Problem to solve: Look for the string "والآية" in every line, and copy each line that has it.

Entries shown:
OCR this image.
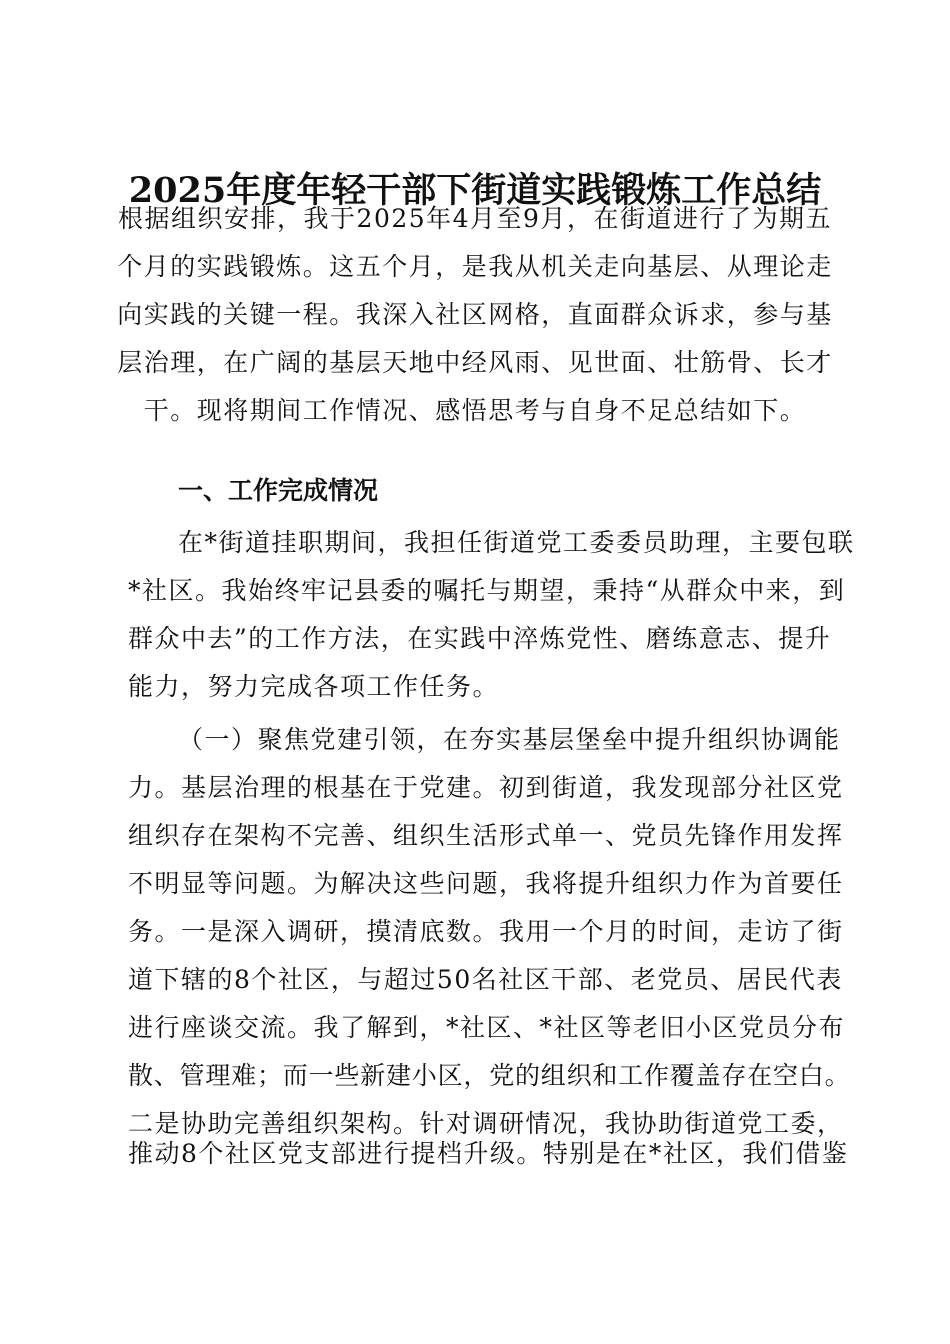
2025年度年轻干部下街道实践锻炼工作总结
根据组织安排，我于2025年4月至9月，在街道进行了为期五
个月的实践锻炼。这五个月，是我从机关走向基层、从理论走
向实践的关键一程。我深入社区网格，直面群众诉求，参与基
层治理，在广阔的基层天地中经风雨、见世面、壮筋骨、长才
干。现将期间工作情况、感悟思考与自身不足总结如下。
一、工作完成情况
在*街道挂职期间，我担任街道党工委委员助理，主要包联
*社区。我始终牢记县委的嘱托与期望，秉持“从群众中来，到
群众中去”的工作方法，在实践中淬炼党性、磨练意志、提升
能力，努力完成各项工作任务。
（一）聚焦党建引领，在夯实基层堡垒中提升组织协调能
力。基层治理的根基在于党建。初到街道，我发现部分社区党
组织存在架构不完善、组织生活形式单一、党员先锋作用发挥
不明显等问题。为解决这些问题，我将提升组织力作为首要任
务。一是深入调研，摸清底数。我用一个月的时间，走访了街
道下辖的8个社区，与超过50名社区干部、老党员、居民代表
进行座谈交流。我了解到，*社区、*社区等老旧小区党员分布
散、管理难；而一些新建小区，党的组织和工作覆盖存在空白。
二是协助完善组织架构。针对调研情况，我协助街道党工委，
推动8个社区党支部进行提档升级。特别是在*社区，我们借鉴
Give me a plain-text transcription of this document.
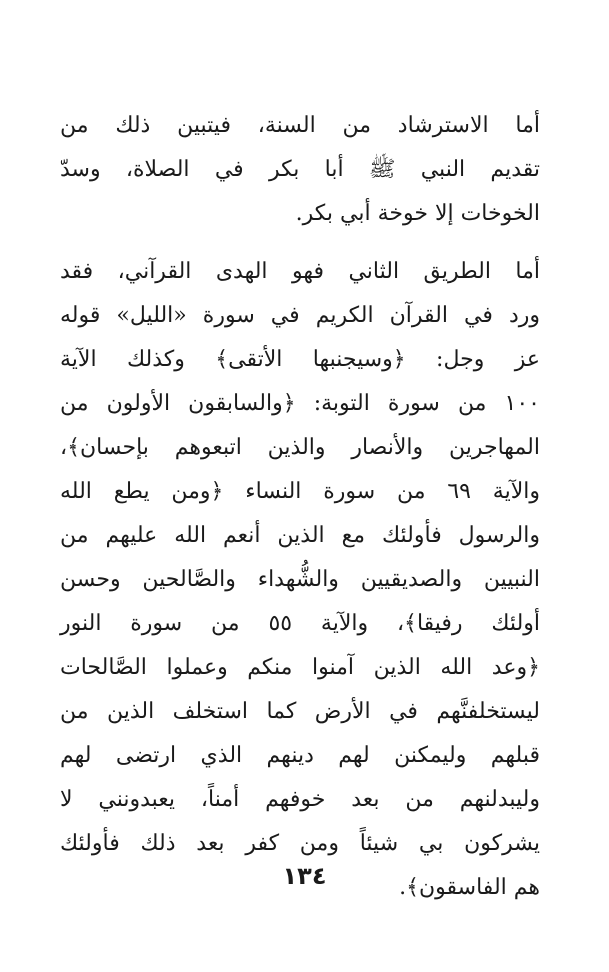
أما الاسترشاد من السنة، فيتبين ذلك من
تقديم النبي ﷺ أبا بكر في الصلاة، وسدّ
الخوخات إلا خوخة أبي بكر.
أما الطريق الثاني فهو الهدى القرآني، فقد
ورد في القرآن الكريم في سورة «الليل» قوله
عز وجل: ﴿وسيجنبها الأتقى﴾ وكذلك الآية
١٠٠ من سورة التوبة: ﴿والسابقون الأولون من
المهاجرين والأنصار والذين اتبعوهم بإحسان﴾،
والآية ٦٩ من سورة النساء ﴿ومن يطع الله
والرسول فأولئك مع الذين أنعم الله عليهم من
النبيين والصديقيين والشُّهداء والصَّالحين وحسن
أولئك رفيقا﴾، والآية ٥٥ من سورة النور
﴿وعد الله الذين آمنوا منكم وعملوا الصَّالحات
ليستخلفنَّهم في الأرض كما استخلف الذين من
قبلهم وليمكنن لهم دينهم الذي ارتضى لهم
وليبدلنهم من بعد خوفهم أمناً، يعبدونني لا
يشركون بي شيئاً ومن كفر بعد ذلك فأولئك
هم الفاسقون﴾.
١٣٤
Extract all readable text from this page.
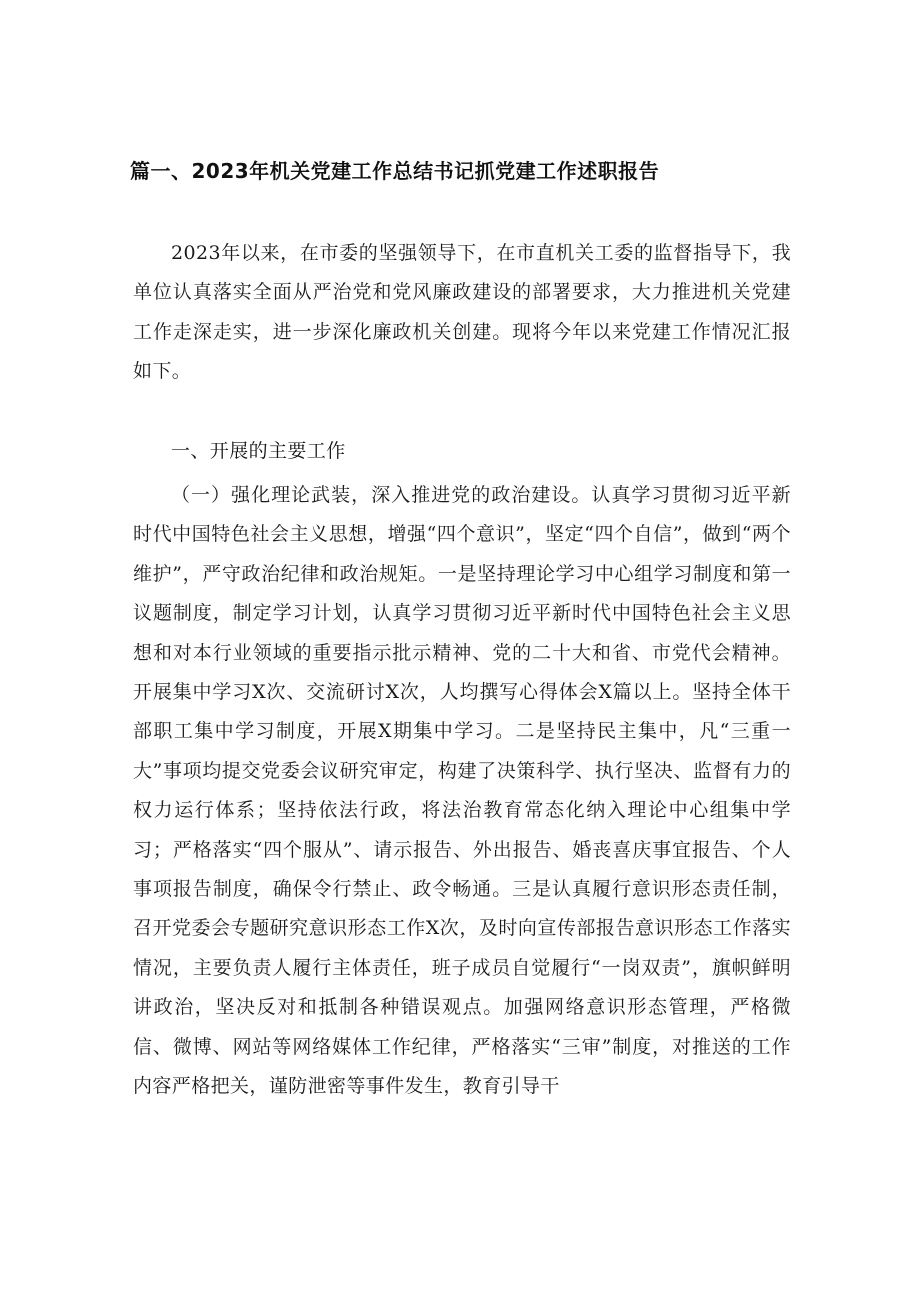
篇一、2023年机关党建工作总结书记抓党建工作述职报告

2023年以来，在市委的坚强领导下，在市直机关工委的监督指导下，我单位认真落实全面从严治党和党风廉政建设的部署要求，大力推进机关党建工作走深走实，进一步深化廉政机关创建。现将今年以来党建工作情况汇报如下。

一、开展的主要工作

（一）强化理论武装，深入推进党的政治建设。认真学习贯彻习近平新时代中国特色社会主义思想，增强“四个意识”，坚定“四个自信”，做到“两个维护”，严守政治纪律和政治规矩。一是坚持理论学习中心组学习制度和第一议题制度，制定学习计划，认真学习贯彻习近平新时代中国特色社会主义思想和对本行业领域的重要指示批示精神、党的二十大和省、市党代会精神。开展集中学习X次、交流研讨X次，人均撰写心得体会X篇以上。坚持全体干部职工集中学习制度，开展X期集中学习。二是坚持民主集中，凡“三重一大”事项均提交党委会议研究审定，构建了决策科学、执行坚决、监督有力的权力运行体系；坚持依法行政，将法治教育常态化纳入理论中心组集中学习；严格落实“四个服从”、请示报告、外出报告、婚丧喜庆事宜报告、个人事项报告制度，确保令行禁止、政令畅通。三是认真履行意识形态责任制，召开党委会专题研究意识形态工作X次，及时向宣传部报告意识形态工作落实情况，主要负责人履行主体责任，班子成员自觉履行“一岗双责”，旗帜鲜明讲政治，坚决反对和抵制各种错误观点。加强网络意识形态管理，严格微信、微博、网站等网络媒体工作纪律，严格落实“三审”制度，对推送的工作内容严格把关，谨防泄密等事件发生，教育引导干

Worked solution:
والآية ٦٩ من سورة النساء ﴿ومن يطع الله
أولئك رفيقا﴾، والآية ٥٥ من سورة النور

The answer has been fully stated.